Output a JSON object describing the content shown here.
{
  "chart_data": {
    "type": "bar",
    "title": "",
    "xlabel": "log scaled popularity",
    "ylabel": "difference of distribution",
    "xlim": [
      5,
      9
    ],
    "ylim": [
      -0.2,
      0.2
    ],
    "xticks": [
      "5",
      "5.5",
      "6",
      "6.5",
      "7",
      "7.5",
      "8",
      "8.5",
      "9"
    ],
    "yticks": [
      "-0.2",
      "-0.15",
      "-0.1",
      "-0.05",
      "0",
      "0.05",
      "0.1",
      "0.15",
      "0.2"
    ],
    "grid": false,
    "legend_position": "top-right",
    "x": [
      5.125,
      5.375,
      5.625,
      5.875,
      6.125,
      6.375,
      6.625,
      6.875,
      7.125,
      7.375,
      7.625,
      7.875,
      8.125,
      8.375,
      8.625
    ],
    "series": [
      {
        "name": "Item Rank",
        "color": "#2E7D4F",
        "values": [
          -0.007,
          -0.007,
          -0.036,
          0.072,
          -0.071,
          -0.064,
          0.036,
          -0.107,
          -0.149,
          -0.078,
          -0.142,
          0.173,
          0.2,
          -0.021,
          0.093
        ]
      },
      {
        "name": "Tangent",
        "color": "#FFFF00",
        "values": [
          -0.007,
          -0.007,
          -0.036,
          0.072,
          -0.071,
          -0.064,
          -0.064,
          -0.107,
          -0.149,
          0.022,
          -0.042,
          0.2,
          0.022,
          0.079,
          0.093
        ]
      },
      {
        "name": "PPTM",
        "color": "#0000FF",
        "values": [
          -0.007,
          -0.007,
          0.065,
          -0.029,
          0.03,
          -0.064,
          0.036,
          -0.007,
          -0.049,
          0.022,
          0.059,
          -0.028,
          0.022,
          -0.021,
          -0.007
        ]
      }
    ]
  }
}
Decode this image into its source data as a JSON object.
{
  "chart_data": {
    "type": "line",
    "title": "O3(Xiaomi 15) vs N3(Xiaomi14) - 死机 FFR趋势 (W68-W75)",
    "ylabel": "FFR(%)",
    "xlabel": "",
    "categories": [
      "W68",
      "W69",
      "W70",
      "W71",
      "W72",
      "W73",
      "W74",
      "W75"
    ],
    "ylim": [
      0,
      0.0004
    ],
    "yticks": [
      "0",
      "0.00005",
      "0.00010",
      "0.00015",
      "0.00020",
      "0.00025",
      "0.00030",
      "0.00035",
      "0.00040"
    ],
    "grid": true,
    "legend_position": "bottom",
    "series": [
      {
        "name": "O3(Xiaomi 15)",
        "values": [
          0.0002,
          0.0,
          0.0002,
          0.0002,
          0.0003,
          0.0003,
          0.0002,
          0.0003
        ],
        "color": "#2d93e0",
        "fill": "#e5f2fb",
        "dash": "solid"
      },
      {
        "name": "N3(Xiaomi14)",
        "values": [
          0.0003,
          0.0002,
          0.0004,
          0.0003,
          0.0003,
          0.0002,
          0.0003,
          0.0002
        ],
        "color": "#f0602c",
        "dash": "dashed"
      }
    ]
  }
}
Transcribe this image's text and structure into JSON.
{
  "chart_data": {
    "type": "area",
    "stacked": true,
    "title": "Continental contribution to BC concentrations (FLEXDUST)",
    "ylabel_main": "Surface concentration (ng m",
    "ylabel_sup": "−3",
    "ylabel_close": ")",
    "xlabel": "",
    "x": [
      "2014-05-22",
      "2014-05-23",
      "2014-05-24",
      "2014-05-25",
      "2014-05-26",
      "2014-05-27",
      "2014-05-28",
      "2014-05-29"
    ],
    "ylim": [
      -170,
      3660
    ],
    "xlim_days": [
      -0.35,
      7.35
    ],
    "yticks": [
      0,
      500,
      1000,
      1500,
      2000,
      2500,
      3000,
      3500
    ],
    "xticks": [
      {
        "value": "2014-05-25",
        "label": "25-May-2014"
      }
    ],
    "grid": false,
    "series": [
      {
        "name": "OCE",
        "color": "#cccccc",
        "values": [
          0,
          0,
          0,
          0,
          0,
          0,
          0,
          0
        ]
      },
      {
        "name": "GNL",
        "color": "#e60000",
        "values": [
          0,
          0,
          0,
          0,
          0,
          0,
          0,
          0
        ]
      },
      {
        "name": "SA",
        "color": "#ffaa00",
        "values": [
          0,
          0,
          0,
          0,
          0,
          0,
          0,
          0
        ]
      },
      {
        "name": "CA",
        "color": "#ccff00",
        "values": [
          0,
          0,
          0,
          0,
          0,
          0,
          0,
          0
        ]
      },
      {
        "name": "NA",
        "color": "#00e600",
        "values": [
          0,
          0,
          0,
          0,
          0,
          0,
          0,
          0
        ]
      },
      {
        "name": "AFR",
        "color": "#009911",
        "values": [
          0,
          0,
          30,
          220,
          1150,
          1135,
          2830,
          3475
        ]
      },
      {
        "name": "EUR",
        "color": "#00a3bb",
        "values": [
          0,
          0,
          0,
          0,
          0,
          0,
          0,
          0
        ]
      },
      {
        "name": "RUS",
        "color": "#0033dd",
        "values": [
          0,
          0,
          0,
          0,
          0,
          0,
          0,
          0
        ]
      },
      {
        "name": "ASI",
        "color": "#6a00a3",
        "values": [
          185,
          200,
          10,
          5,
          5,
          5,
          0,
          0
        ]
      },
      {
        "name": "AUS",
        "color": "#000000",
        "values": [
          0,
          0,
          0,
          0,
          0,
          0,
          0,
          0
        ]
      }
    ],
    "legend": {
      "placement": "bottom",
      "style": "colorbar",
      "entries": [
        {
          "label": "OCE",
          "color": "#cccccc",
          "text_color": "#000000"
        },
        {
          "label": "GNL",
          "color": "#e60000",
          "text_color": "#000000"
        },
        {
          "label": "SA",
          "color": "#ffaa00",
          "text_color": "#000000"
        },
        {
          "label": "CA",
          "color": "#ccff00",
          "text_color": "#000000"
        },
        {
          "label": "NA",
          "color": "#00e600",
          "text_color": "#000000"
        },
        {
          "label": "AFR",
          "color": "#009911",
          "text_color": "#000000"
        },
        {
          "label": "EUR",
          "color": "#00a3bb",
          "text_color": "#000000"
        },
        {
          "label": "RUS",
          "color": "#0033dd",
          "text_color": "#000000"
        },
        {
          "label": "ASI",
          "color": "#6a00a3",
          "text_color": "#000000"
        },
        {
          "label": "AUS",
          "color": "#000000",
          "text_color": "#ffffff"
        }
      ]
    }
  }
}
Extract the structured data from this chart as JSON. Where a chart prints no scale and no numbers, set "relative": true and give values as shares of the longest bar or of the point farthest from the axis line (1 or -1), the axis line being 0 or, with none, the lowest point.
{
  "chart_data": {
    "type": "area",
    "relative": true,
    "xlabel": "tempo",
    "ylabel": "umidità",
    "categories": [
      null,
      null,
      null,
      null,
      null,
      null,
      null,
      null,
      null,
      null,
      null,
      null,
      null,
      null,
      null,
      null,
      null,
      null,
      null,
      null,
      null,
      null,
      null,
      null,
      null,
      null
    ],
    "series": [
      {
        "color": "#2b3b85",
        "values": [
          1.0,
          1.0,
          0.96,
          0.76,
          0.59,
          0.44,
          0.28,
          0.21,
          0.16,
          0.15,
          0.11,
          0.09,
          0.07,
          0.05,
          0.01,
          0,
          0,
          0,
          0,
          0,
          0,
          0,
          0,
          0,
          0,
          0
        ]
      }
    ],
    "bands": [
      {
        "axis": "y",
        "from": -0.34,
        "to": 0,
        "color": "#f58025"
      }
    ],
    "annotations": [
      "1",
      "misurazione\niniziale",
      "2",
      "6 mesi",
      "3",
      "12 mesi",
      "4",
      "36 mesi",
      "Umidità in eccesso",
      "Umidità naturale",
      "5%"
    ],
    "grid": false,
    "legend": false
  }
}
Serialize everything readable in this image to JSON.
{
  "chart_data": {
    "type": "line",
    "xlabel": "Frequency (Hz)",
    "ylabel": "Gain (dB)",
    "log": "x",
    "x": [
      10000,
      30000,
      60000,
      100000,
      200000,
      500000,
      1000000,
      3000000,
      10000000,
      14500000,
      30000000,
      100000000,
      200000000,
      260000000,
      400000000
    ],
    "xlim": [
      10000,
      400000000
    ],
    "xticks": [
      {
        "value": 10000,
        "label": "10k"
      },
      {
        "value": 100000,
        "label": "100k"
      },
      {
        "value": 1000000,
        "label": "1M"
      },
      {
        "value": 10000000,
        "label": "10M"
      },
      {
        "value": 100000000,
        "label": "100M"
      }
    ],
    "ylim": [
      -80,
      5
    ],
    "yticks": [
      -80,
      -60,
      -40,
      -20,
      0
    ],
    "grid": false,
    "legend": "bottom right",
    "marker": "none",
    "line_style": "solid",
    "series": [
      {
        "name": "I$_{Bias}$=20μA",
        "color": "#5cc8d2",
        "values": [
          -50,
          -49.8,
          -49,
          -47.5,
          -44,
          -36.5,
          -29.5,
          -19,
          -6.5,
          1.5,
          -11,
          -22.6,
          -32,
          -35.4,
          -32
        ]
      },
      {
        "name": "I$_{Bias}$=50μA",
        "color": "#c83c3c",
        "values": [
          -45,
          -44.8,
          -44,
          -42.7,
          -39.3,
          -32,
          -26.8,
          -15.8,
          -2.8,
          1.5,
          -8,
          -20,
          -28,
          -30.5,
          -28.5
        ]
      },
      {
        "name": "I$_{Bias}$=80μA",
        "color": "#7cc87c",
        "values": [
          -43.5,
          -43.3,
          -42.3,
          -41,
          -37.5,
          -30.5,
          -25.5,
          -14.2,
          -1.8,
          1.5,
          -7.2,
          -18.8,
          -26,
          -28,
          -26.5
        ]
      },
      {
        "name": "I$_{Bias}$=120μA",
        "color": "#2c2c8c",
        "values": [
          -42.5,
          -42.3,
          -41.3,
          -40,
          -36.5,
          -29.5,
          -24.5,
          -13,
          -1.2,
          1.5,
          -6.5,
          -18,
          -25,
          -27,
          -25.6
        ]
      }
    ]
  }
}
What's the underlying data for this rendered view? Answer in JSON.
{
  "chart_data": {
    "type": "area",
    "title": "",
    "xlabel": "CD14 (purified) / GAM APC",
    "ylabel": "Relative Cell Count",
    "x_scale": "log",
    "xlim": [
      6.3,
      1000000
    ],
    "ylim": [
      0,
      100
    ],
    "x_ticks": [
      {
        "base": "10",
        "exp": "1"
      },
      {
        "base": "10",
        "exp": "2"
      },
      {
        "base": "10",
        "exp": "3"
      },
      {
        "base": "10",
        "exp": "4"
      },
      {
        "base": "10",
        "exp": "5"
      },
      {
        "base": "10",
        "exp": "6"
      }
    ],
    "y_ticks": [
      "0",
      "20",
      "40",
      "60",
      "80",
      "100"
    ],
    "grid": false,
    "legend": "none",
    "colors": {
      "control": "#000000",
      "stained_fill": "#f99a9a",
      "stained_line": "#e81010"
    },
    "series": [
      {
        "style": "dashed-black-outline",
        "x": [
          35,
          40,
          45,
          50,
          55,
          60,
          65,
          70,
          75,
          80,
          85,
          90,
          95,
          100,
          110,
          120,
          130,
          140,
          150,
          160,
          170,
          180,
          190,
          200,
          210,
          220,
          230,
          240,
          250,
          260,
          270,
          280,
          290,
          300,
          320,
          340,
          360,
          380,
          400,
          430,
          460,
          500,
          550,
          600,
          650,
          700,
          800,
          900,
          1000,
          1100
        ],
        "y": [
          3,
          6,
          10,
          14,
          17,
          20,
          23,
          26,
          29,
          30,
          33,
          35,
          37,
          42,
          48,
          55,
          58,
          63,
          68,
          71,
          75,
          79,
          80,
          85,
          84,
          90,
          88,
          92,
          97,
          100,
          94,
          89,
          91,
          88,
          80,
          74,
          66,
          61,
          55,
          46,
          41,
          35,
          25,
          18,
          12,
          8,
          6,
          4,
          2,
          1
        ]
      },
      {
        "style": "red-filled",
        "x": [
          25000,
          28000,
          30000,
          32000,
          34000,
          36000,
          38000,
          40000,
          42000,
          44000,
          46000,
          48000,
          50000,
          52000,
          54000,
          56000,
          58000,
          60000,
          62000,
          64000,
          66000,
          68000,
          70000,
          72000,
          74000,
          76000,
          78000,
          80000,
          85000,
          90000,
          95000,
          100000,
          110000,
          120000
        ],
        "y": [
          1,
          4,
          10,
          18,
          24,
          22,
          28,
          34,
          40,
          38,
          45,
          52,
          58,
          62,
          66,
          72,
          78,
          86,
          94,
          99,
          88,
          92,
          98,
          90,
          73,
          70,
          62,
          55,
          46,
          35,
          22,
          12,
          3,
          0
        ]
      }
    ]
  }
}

● ● ●

* _STATED PROBLEM_
Look over the listing above. Pick out and copy every line that includes "into".

* _RESULT BELOW_
Decode this image into its source data as a JSON object.
Transcribe this image's text and structure into JSON.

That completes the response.